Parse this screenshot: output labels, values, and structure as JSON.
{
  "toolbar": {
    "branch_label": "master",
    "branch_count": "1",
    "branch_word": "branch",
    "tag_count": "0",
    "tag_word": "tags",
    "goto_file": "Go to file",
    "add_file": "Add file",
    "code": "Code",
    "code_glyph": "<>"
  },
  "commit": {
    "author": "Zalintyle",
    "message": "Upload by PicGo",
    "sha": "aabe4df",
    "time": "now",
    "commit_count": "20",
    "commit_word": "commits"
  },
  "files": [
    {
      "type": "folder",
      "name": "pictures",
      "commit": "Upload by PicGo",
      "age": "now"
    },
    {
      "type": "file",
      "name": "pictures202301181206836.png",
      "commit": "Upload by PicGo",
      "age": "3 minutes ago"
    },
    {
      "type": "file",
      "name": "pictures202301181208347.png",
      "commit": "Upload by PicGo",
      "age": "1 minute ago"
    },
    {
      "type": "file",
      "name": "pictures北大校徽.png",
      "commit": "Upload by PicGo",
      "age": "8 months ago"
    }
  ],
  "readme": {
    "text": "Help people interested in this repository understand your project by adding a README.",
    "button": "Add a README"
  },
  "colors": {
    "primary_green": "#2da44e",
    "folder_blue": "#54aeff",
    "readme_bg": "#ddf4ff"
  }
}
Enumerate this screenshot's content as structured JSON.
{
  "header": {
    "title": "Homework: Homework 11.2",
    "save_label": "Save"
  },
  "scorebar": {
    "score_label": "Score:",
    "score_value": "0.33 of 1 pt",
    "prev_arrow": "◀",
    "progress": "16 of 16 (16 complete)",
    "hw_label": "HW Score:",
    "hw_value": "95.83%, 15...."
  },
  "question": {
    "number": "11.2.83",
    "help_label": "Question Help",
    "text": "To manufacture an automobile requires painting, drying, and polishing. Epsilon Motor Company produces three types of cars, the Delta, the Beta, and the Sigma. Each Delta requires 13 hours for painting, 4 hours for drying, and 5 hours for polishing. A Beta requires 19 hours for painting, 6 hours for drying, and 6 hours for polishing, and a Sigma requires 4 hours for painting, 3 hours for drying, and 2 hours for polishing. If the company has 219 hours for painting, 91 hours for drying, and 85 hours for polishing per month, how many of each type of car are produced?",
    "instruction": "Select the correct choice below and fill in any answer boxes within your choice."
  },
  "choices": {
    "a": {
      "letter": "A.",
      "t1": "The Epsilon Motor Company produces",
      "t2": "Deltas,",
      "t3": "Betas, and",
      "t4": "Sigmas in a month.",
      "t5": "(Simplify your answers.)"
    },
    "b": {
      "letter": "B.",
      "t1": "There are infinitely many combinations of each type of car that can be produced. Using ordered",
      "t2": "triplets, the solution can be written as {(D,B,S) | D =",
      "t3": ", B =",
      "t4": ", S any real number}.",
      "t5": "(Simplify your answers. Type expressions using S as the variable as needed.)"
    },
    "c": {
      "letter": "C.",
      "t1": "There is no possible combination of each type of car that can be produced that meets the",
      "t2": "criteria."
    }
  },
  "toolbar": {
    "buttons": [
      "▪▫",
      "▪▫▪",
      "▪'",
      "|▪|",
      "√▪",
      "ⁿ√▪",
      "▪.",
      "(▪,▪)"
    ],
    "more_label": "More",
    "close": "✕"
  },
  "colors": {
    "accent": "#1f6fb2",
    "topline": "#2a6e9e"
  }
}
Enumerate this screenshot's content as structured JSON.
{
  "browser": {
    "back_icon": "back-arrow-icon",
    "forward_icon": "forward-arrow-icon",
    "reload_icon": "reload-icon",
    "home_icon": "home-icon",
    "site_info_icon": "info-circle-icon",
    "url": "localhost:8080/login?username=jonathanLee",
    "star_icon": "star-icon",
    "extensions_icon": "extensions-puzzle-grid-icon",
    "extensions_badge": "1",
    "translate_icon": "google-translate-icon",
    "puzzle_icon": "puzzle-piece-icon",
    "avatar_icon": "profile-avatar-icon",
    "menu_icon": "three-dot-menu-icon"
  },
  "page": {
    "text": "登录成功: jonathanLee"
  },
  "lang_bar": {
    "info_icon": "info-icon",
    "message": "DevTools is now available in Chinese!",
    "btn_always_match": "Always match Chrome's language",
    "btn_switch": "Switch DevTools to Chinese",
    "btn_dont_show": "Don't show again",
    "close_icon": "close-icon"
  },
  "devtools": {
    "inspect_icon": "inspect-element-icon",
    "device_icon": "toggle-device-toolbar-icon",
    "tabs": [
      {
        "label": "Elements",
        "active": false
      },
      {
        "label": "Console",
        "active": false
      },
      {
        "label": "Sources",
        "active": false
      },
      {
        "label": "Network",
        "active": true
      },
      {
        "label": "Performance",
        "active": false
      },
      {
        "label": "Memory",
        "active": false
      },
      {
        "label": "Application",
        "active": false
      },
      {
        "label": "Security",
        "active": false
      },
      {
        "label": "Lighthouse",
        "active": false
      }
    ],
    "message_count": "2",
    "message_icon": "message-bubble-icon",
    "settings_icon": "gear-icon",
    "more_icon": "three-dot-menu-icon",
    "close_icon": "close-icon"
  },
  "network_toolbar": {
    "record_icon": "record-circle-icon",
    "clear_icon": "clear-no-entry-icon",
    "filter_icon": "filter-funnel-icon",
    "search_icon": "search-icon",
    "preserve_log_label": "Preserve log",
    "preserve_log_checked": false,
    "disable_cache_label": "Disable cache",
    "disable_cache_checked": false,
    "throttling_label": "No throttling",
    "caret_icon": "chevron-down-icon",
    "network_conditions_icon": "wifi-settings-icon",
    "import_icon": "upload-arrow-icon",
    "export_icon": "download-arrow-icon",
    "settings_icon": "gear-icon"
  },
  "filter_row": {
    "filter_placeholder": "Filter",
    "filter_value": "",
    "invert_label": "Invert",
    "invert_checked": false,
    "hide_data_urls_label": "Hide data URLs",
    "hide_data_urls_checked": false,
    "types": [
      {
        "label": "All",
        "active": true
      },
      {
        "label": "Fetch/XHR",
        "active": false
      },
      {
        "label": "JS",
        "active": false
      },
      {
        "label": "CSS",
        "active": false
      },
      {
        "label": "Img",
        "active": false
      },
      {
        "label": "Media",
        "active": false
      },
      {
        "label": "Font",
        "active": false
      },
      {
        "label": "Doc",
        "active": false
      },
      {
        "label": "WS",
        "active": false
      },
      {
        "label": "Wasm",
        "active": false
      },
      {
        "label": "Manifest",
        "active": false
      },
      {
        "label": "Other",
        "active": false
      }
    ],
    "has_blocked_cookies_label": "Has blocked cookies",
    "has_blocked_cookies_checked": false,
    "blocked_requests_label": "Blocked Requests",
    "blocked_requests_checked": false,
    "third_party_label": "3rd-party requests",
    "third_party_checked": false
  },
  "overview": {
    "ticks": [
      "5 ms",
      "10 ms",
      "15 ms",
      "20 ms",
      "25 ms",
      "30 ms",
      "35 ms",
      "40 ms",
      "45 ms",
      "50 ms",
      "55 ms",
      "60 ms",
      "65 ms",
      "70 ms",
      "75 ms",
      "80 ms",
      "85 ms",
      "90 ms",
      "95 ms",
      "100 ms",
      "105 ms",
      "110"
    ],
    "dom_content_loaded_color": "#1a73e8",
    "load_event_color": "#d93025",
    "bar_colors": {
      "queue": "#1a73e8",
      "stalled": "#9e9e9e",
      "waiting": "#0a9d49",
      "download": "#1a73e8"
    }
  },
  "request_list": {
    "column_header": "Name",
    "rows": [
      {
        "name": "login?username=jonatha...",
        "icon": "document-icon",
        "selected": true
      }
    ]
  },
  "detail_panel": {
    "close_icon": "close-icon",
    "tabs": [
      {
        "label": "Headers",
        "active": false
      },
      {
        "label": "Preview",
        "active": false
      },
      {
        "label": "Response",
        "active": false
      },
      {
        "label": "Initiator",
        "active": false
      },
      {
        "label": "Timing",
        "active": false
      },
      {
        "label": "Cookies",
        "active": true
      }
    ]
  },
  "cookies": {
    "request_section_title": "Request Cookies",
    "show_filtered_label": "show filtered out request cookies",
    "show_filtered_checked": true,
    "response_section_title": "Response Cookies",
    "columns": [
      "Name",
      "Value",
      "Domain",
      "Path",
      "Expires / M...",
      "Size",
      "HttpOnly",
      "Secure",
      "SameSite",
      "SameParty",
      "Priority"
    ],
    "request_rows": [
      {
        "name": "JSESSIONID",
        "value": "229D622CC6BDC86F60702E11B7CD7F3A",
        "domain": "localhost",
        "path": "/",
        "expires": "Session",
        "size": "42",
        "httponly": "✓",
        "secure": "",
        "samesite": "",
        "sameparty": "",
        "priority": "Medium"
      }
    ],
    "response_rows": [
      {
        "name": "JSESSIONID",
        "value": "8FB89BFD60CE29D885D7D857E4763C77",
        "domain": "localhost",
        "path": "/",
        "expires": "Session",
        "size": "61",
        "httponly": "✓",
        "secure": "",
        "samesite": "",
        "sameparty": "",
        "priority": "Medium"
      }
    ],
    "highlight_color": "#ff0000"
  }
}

□ □ □

Exercise directions. Determine the number of lines where the string "menu" occurs, and give that number only.

Correct result. 2